◆ What you are asked to do ◆
With the images removed, repeat the data below exactly.

* START Data rows *

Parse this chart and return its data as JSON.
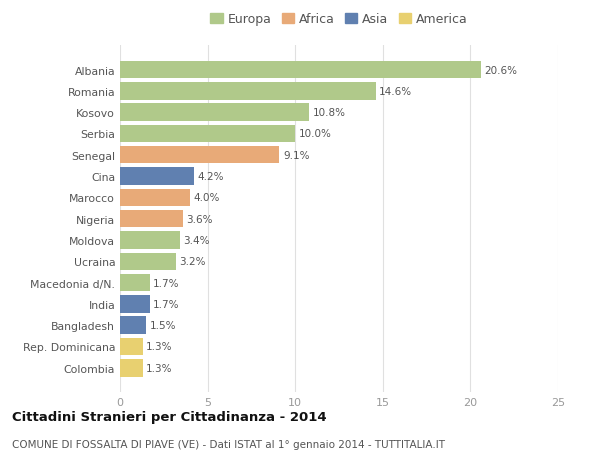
{
  "countries": [
    "Albania",
    "Romania",
    "Kosovo",
    "Serbia",
    "Senegal",
    "Cina",
    "Marocco",
    "Nigeria",
    "Moldova",
    "Ucraina",
    "Macedonia d/N.",
    "India",
    "Bangladesh",
    "Rep. Dominicana",
    "Colombia"
  ],
  "values": [
    20.6,
    14.6,
    10.8,
    10.0,
    9.1,
    4.2,
    4.0,
    3.6,
    3.4,
    3.2,
    1.7,
    1.7,
    1.5,
    1.3,
    1.3
  ],
  "continents": [
    "Europa",
    "Europa",
    "Europa",
    "Europa",
    "Africa",
    "Asia",
    "Africa",
    "Africa",
    "Europa",
    "Europa",
    "Europa",
    "Asia",
    "Asia",
    "America",
    "America"
  ],
  "colors": {
    "Europa": "#b0c98a",
    "Africa": "#e8aa78",
    "Asia": "#6080b0",
    "America": "#e8d070"
  },
  "xlim": [
    0,
    25
  ],
  "xticks": [
    0,
    5,
    10,
    15,
    20,
    25
  ],
  "title": "Cittadini Stranieri per Cittadinanza - 2014",
  "subtitle": "COMUNE DI FOSSALTA DI PIAVE (VE) - Dati ISTAT al 1° gennaio 2014 - TUTTITALIA.IT",
  "bg_color": "#ffffff",
  "bar_height": 0.82,
  "label_fontsize": 7.5,
  "ytick_fontsize": 7.8,
  "xtick_fontsize": 8.0,
  "legend_fontsize": 9.0,
  "title_fontsize": 9.5,
  "subtitle_fontsize": 7.5
}
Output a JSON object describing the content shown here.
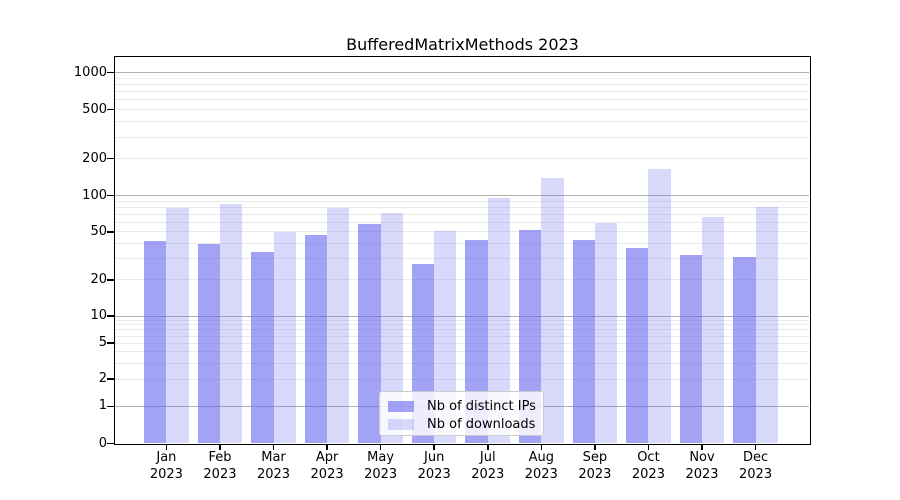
{
  "title": "BufferedMatrixMethods 2023",
  "chart_data": {
    "type": "bar",
    "title": "BufferedMatrixMethods 2023",
    "scale": "pseudo-log",
    "categories": [
      "Jan",
      "Feb",
      "Mar",
      "Apr",
      "May",
      "Jun",
      "Jul",
      "Aug",
      "Sep",
      "Oct",
      "Nov",
      "Dec"
    ],
    "year": "2023",
    "series": [
      {
        "name": "Nb of distinct IPs",
        "color": "rgba(102,102,238,0.6)",
        "values": [
          42,
          40,
          34,
          47,
          58,
          27,
          43,
          52,
          43,
          37,
          32,
          31
        ]
      },
      {
        "name": "Nb of downloads",
        "color": "rgba(102,102,238,0.25)",
        "values": [
          79,
          86,
          50,
          79,
          72,
          51,
          95,
          138,
          59,
          165,
          66,
          80
        ]
      }
    ],
    "yticks": [
      0,
      1,
      2,
      5,
      10,
      20,
      50,
      100,
      200,
      500,
      1000
    ],
    "ylim": [
      0,
      1000
    ],
    "grid": true,
    "legend_position": "lower-center-inside"
  },
  "colors": {
    "bar_base": "#6666ee",
    "major_grid": "#b0b0b0",
    "minor_grid": "#eaeaea",
    "axis": "#000000",
    "text": "#000000",
    "legend_border": "#cccccc",
    "legend_bg": "rgba(255,255,255,0.8)"
  }
}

* END Data rows *

◆ Task result ◆
Parse this chart and return its data as JSON.
{
  "countries": [
    "Albania",
    "Romania",
    "Kosovo",
    "Serbia",
    "Senegal",
    "Cina",
    "Marocco",
    "Nigeria",
    "Moldova",
    "Ucraina",
    "Macedonia d/N.",
    "India",
    "Bangladesh",
    "Rep. Dominicana",
    "Colombia"
  ],
  "values": [
    20.6,
    14.6,
    10.8,
    10.0,
    9.1,
    4.2,
    4.0,
    3.6,
    3.4,
    3.2,
    1.7,
    1.7,
    1.5,
    1.3,
    1.3
  ],
  "continents": [
    "Europa",
    "Europa",
    "Europa",
    "Europa",
    "Africa",
    "Asia",
    "Africa",
    "Africa",
    "Europa",
    "Europa",
    "Europa",
    "Asia",
    "Asia",
    "America",
    "America"
  ],
  "colors": {
    "Europa": "#b0c98a",
    "Africa": "#e8aa78",
    "Asia": "#6080b0",
    "America": "#e8d070"
  },
  "xlim": [
    0,
    25
  ],
  "xticks": [
    0,
    5,
    10,
    15,
    20,
    25
  ],
  "title": "Cittadini Stranieri per Cittadinanza - 2014",
  "subtitle": "COMUNE DI FOSSALTA DI PIAVE (VE) - Dati ISTAT al 1° gennaio 2014 - TUTTITALIA.IT",
  "bg_color": "#ffffff",
  "bar_height": 0.82,
  "label_fontsize": 7.5,
  "ytick_fontsize": 7.8,
  "xtick_fontsize": 8.0,
  "legend_fontsize": 9.0,
  "title_fontsize": 9.5,
  "subtitle_fontsize": 7.5
}
Output a JSON object describing the content shown here.
{
  "title": "BufferedMatrixMethods 2023",
  "chart_data": {
    "type": "bar",
    "title": "BufferedMatrixMethods 2023",
    "scale": "pseudo-log",
    "categories": [
      "Jan",
      "Feb",
      "Mar",
      "Apr",
      "May",
      "Jun",
      "Jul",
      "Aug",
      "Sep",
      "Oct",
      "Nov",
      "Dec"
    ],
    "year": "2023",
    "series": [
      {
        "name": "Nb of distinct IPs",
        "color": "rgba(102,102,238,0.6)",
        "values": [
          42,
          40,
          34,
          47,
          58,
          27,
          43,
          52,
          43,
          37,
          32,
          31
        ]
      },
      {
        "name": "Nb of downloads",
        "color": "rgba(102,102,238,0.25)",
        "values": [
          79,
          86,
          50,
          79,
          72,
          51,
          95,
          138,
          59,
          165,
          66,
          80
        ]
      }
    ],
    "yticks": [
      0,
      1,
      2,
      5,
      10,
      20,
      50,
      100,
      200,
      500,
      1000
    ],
    "ylim": [
      0,
      1000
    ],
    "grid": true,
    "legend_position": "lower-center-inside"
  },
  "colors": {
    "bar_base": "#6666ee",
    "major_grid": "#b0b0b0",
    "minor_grid": "#eaeaea",
    "axis": "#000000",
    "text": "#000000",
    "legend_border": "#cccccc",
    "legend_bg": "rgba(255,255,255,0.8)"
  }
}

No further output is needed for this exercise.